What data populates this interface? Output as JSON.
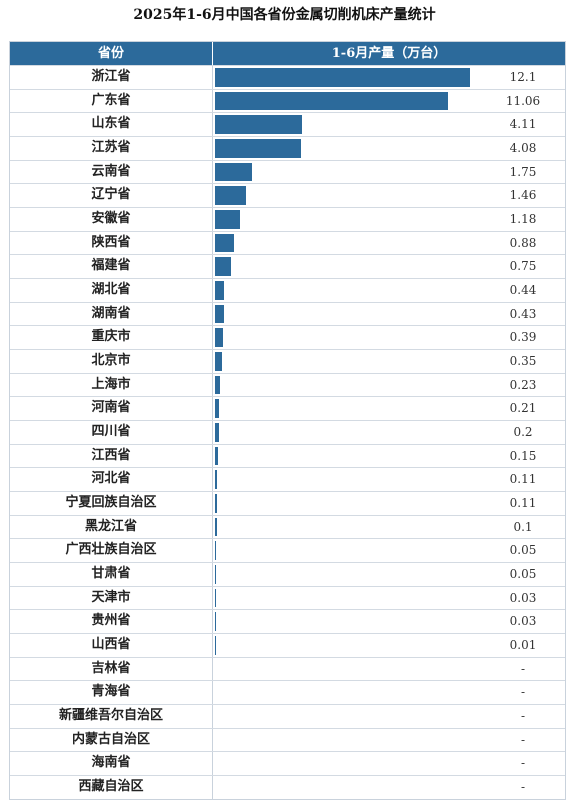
{
  "title": "2025年1-6月中国各省份金属切削机床产量统计",
  "header": {
    "col1": "省份",
    "col2": "1-6月产量（万台）"
  },
  "colors": {
    "bar": "#2c6a9b",
    "header_bg": "#2c6a9b"
  },
  "chart_data": {
    "type": "bar",
    "orientation": "horizontal",
    "title": "2025年1-6月中国各省份金属切削机床产量统计",
    "xlabel": "1-6月产量（万台）",
    "ylabel": "省份",
    "xlim": [
      0,
      12.1
    ],
    "categories": [
      "浙江省",
      "广东省",
      "山东省",
      "江苏省",
      "云南省",
      "辽宁省",
      "安徽省",
      "陕西省",
      "福建省",
      "湖北省",
      "湖南省",
      "重庆市",
      "北京市",
      "上海市",
      "河南省",
      "四川省",
      "江西省",
      "河北省",
      "宁夏回族自治区",
      "黑龙江省",
      "广西壮族自治区",
      "甘肃省",
      "天津市",
      "贵州省",
      "山西省",
      "吉林省",
      "青海省",
      "新疆维吾尔自治区",
      "内蒙古自治区",
      "海南省",
      "西藏自治区"
    ],
    "values": [
      12.1,
      11.06,
      4.11,
      4.08,
      1.75,
      1.46,
      1.18,
      0.88,
      0.75,
      0.44,
      0.43,
      0.39,
      0.35,
      0.23,
      0.21,
      0.2,
      0.15,
      0.11,
      0.11,
      0.1,
      0.05,
      0.05,
      0.03,
      0.03,
      0.01,
      null,
      null,
      null,
      null,
      null,
      null
    ],
    "value_labels": [
      "12.1",
      "11.06",
      "4.11",
      "4.08",
      "1.75",
      "1.46",
      "1.18",
      "0.88",
      "0.75",
      "0.44",
      "0.43",
      "0.39",
      "0.35",
      "0.23",
      "0.21",
      "0.2",
      "0.15",
      "0.11",
      "0.11",
      "0.1",
      "0.05",
      "0.05",
      "0.03",
      "0.03",
      "0.01",
      "-",
      "-",
      "-",
      "-",
      "-",
      "-"
    ]
  }
}
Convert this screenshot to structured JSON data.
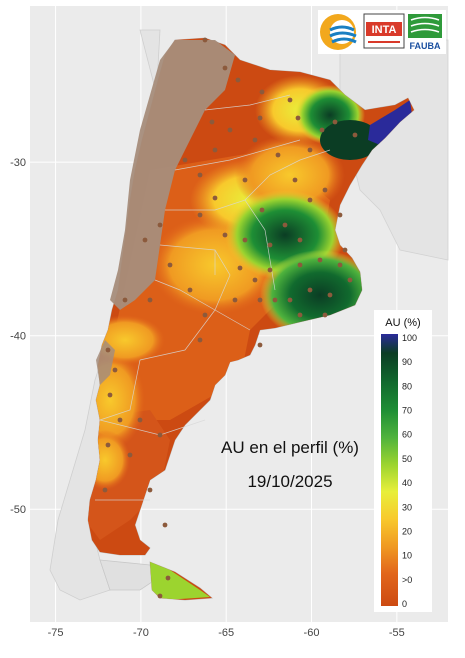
{
  "map": {
    "x_ticks": [
      {
        "lon": -75,
        "label": "-75"
      },
      {
        "lon": -70,
        "label": "-70"
      },
      {
        "lon": -65,
        "label": "-65"
      },
      {
        "lon": -60,
        "label": "-60"
      },
      {
        "lon": -55,
        "label": "-55"
      }
    ],
    "y_ticks": [
      {
        "lat": -30,
        "label": "-30"
      },
      {
        "lat": -40,
        "label": "-40"
      },
      {
        "lat": -50,
        "label": "-50"
      }
    ],
    "lon_range": [
      -76.5,
      -52.0
    ],
    "lat_range": [
      -56.5,
      -21.0
    ],
    "grid": true,
    "background_color": "#ebebeb",
    "gridline_color": "#ffffff"
  },
  "annotation": {
    "line1": "AU en el perfil (%)",
    "line2": "19/10/2025"
  },
  "legend": {
    "title": "AU (%)",
    "placement": "right",
    "labels": [
      "100",
      "90",
      "80",
      "70",
      "60",
      "50",
      "40",
      "30",
      "20",
      "10",
      ">0",
      "0"
    ],
    "colors": {
      "c100": "#2a2a9a",
      "c90": "#0b3d24",
      "c80": "#116a2e",
      "c70": "#1e8e35",
      "c60": "#4fb33d",
      "c50": "#9cd42f",
      "c40": "#e8ef3a",
      "c30": "#f8c92c",
      "c20": "#f09a22",
      "c10": "#e2661b",
      "c0": "#cc4a12"
    }
  },
  "colors": {
    "andes_brown": "#a68d7b",
    "dot": "#8c5a3c",
    "land_outside": "#e6e6e6",
    "border_line": "#c8c8c8"
  },
  "logos": {
    "conae": "conae-swirl-icon",
    "inta_text": "INTA",
    "fauba_text": "FAUBA"
  }
}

__WORK INSTRUCTIONS__
Beginning with the line with "Convert this screenshot", repeat the entries above exactly, up to and including the last line, leaving out pictures.

__OUTPUT BELOW__
Convert this screenshot to structured JSON data.
{
  "map": {
    "x_ticks": [
      {
        "lon": -75,
        "label": "-75"
      },
      {
        "lon": -70,
        "label": "-70"
      },
      {
        "lon": -65,
        "label": "-65"
      },
      {
        "lon": -60,
        "label": "-60"
      },
      {
        "lon": -55,
        "label": "-55"
      }
    ],
    "y_ticks": [
      {
        "lat": -30,
        "label": "-30"
      },
      {
        "lat": -40,
        "label": "-40"
      },
      {
        "lat": -50,
        "label": "-50"
      }
    ],
    "lon_range": [
      -76.5,
      -52.0
    ],
    "lat_range": [
      -56.5,
      -21.0
    ],
    "grid": true,
    "background_color": "#ebebeb",
    "gridline_color": "#ffffff"
  },
  "annotation": {
    "line1": "AU en el perfil (%)",
    "line2": "19/10/2025"
  },
  "legend": {
    "title": "AU (%)",
    "placement": "right",
    "labels": [
      "100",
      "90",
      "80",
      "70",
      "60",
      "50",
      "40",
      "30",
      "20",
      "10",
      ">0",
      "0"
    ],
    "colors": {
      "c100": "#2a2a9a",
      "c90": "#0b3d24",
      "c80": "#116a2e",
      "c70": "#1e8e35",
      "c60": "#4fb33d",
      "c50": "#9cd42f",
      "c40": "#e8ef3a",
      "c30": "#f8c92c",
      "c20": "#f09a22",
      "c10": "#e2661b",
      "c0": "#cc4a12"
    }
  },
  "colors": {
    "andes_brown": "#a68d7b",
    "dot": "#8c5a3c",
    "land_outside": "#e6e6e6",
    "border_line": "#c8c8c8"
  },
  "logos": {
    "conae": "conae-swirl-icon",
    "inta_text": "INTA",
    "fauba_text": "FAUBA"
  }
}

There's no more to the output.